### Record extracts ###
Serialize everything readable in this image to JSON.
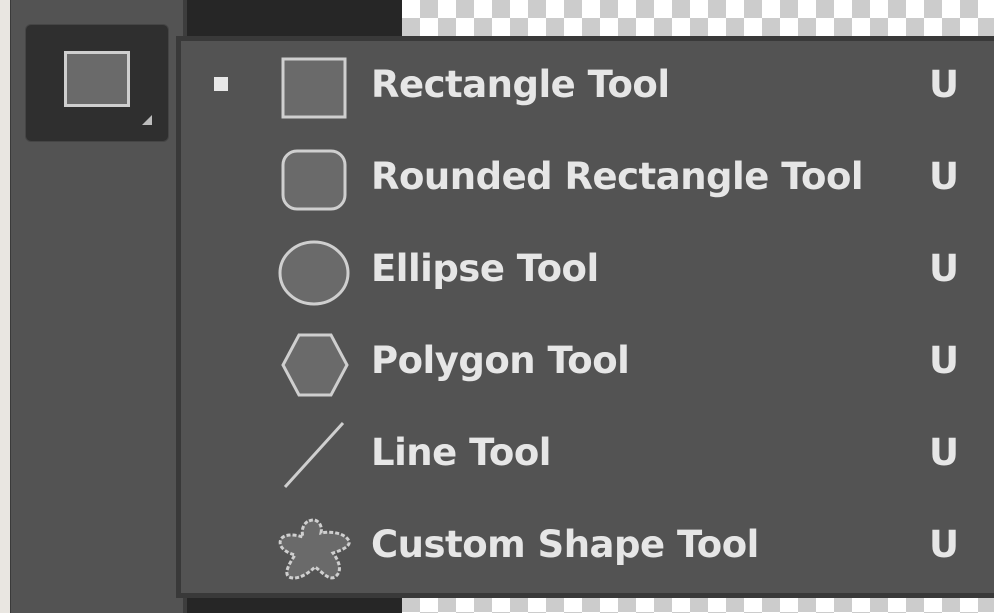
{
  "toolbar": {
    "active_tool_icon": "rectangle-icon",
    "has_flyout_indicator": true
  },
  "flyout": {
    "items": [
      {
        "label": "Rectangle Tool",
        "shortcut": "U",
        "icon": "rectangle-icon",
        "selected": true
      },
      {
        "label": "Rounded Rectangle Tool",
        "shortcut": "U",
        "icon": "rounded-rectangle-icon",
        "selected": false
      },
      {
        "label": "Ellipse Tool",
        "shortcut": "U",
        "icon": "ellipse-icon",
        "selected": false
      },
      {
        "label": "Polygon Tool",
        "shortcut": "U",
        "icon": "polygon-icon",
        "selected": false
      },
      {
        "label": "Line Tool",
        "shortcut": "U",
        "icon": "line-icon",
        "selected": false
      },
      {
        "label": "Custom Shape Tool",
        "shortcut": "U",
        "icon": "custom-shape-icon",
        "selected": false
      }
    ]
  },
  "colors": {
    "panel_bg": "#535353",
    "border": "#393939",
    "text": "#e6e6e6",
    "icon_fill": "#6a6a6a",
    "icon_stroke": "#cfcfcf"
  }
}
###
* _Your task_
In the listing, find each line with the string "true" and copy it.

* _Correct answer_
    "has_flyout_indicator": true
        "selected": true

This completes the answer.